→ **Problem requirements**: Write out the entries below once more, exactly.

→ **Dataset entries**:
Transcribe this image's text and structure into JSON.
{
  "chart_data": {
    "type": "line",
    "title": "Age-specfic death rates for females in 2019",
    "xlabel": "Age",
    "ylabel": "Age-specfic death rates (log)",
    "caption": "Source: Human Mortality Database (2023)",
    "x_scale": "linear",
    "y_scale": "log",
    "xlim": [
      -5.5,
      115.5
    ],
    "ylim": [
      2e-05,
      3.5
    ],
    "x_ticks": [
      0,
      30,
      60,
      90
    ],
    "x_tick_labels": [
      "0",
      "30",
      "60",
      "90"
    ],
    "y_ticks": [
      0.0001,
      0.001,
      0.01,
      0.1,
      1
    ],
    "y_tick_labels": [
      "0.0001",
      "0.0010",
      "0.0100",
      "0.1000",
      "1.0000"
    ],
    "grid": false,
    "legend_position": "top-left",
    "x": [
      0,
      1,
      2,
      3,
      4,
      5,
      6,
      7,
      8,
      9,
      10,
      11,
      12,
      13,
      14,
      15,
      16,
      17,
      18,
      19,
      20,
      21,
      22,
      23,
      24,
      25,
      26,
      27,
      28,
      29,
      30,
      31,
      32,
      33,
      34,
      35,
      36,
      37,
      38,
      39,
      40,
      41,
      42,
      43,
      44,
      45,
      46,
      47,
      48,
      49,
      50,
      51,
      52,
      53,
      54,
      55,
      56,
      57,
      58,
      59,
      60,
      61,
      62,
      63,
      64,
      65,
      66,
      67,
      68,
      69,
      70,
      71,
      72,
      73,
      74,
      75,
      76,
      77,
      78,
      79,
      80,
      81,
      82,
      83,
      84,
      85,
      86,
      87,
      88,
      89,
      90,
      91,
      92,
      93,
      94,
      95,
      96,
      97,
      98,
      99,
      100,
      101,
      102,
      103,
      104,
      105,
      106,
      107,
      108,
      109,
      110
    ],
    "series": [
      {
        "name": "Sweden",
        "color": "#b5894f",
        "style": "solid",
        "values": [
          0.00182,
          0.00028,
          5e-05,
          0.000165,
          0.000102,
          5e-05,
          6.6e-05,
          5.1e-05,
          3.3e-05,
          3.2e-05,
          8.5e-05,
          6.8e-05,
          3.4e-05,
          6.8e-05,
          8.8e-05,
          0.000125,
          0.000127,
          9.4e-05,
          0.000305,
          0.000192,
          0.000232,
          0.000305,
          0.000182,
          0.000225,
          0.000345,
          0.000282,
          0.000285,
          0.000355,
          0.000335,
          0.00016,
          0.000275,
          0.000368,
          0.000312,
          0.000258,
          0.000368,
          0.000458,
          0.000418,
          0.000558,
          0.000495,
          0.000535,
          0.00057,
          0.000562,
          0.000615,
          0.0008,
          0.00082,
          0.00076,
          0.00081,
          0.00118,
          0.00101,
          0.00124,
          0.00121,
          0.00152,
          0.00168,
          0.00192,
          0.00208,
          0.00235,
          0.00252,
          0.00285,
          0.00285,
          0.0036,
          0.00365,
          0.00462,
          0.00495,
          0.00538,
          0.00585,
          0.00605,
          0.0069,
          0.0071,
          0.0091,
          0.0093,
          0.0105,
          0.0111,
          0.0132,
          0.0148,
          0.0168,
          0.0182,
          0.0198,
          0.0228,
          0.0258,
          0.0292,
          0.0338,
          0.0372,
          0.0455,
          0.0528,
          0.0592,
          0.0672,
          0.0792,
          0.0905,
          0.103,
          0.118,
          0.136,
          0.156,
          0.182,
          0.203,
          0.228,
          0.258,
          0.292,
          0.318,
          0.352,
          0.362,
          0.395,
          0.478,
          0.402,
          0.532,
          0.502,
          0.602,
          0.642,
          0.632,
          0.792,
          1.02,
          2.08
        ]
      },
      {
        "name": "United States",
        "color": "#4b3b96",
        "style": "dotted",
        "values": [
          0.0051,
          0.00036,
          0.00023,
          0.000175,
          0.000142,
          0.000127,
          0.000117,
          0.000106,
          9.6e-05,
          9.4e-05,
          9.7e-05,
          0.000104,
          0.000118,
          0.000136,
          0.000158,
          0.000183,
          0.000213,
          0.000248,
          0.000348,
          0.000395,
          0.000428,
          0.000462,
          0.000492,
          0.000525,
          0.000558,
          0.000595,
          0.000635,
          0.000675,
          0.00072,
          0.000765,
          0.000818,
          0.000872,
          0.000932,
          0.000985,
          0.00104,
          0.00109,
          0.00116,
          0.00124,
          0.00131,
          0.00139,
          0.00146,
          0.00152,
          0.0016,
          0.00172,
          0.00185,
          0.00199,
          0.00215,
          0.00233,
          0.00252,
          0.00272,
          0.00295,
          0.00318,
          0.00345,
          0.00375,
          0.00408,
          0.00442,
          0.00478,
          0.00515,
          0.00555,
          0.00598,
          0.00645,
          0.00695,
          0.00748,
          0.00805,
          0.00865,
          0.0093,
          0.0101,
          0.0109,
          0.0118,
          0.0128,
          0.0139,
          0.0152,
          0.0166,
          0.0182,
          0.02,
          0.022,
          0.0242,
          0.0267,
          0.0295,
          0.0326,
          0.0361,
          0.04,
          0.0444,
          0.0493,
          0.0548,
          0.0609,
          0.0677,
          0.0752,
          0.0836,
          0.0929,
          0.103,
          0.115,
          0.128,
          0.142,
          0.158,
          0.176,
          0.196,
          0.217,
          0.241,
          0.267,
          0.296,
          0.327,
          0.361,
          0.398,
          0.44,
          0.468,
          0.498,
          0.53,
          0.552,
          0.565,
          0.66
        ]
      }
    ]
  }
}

→ **Task response**:
Transcribe this image's text and structure into JSON.
{
  "chart_data": {
    "type": "line",
    "title": "Age-specfic death rates for females in 2019",
    "xlabel": "Age",
    "ylabel": "Age-specfic death rates (log)",
    "caption": "Source: Human Mortality Database (2023)",
    "x_scale": "linear",
    "y_scale": "log",
    "xlim": [
      -5.5,
      115.5
    ],
    "ylim": [
      2e-05,
      3.5
    ],
    "x_ticks": [
      0,
      30,
      60,
      90
    ],
    "x_tick_labels": [
      "0",
      "30",
      "60",
      "90"
    ],
    "y_ticks": [
      0.0001,
      0.001,
      0.01,
      0.1,
      1
    ],
    "y_tick_labels": [
      "0.0001",
      "0.0010",
      "0.0100",
      "0.1000",
      "1.0000"
    ],
    "grid": false,
    "legend_position": "top-left",
    "x": [
      0,
      1,
      2,
      3,
      4,
      5,
      6,
      7,
      8,
      9,
      10,
      11,
      12,
      13,
      14,
      15,
      16,
      17,
      18,
      19,
      20,
      21,
      22,
      23,
      24,
      25,
      26,
      27,
      28,
      29,
      30,
      31,
      32,
      33,
      34,
      35,
      36,
      37,
      38,
      39,
      40,
      41,
      42,
      43,
      44,
      45,
      46,
      47,
      48,
      49,
      50,
      51,
      52,
      53,
      54,
      55,
      56,
      57,
      58,
      59,
      60,
      61,
      62,
      63,
      64,
      65,
      66,
      67,
      68,
      69,
      70,
      71,
      72,
      73,
      74,
      75,
      76,
      77,
      78,
      79,
      80,
      81,
      82,
      83,
      84,
      85,
      86,
      87,
      88,
      89,
      90,
      91,
      92,
      93,
      94,
      95,
      96,
      97,
      98,
      99,
      100,
      101,
      102,
      103,
      104,
      105,
      106,
      107,
      108,
      109,
      110
    ],
    "series": [
      {
        "name": "Sweden",
        "color": "#b5894f",
        "style": "solid",
        "values": [
          0.00182,
          0.00028,
          5e-05,
          0.000165,
          0.000102,
          5e-05,
          6.6e-05,
          5.1e-05,
          3.3e-05,
          3.2e-05,
          8.5e-05,
          6.8e-05,
          3.4e-05,
          6.8e-05,
          8.8e-05,
          0.000125,
          0.000127,
          9.4e-05,
          0.000305,
          0.000192,
          0.000232,
          0.000305,
          0.000182,
          0.000225,
          0.000345,
          0.000282,
          0.000285,
          0.000355,
          0.000335,
          0.00016,
          0.000275,
          0.000368,
          0.000312,
          0.000258,
          0.000368,
          0.000458,
          0.000418,
          0.000558,
          0.000495,
          0.000535,
          0.00057,
          0.000562,
          0.000615,
          0.0008,
          0.00082,
          0.00076,
          0.00081,
          0.00118,
          0.00101,
          0.00124,
          0.00121,
          0.00152,
          0.00168,
          0.00192,
          0.00208,
          0.00235,
          0.00252,
          0.00285,
          0.00285,
          0.0036,
          0.00365,
          0.00462,
          0.00495,
          0.00538,
          0.00585,
          0.00605,
          0.0069,
          0.0071,
          0.0091,
          0.0093,
          0.0105,
          0.0111,
          0.0132,
          0.0148,
          0.0168,
          0.0182,
          0.0198,
          0.0228,
          0.0258,
          0.0292,
          0.0338,
          0.0372,
          0.0455,
          0.0528,
          0.0592,
          0.0672,
          0.0792,
          0.0905,
          0.103,
          0.118,
          0.136,
          0.156,
          0.182,
          0.203,
          0.228,
          0.258,
          0.292,
          0.318,
          0.352,
          0.362,
          0.395,
          0.478,
          0.402,
          0.532,
          0.502,
          0.602,
          0.642,
          0.632,
          0.792,
          1.02,
          2.08
        ]
      },
      {
        "name": "United States",
        "color": "#4b3b96",
        "style": "dotted",
        "values": [
          0.0051,
          0.00036,
          0.00023,
          0.000175,
          0.000142,
          0.000127,
          0.000117,
          0.000106,
          9.6e-05,
          9.4e-05,
          9.7e-05,
          0.000104,
          0.000118,
          0.000136,
          0.000158,
          0.000183,
          0.000213,
          0.000248,
          0.000348,
          0.000395,
          0.000428,
          0.000462,
          0.000492,
          0.000525,
          0.000558,
          0.000595,
          0.000635,
          0.000675,
          0.00072,
          0.000765,
          0.000818,
          0.000872,
          0.000932,
          0.000985,
          0.00104,
          0.00109,
          0.00116,
          0.00124,
          0.00131,
          0.00139,
          0.00146,
          0.00152,
          0.0016,
          0.00172,
          0.00185,
          0.00199,
          0.00215,
          0.00233,
          0.00252,
          0.00272,
          0.00295,
          0.00318,
          0.00345,
          0.00375,
          0.00408,
          0.00442,
          0.00478,
          0.00515,
          0.00555,
          0.00598,
          0.00645,
          0.00695,
          0.00748,
          0.00805,
          0.00865,
          0.0093,
          0.0101,
          0.0109,
          0.0118,
          0.0128,
          0.0139,
          0.0152,
          0.0166,
          0.0182,
          0.02,
          0.022,
          0.0242,
          0.0267,
          0.0295,
          0.0326,
          0.0361,
          0.04,
          0.0444,
          0.0493,
          0.0548,
          0.0609,
          0.0677,
          0.0752,
          0.0836,
          0.0929,
          0.103,
          0.115,
          0.128,
          0.142,
          0.158,
          0.176,
          0.196,
          0.217,
          0.241,
          0.267,
          0.296,
          0.327,
          0.361,
          0.398,
          0.44,
          0.468,
          0.498,
          0.53,
          0.552,
          0.565,
          0.66
        ]
      }
    ]
  }
}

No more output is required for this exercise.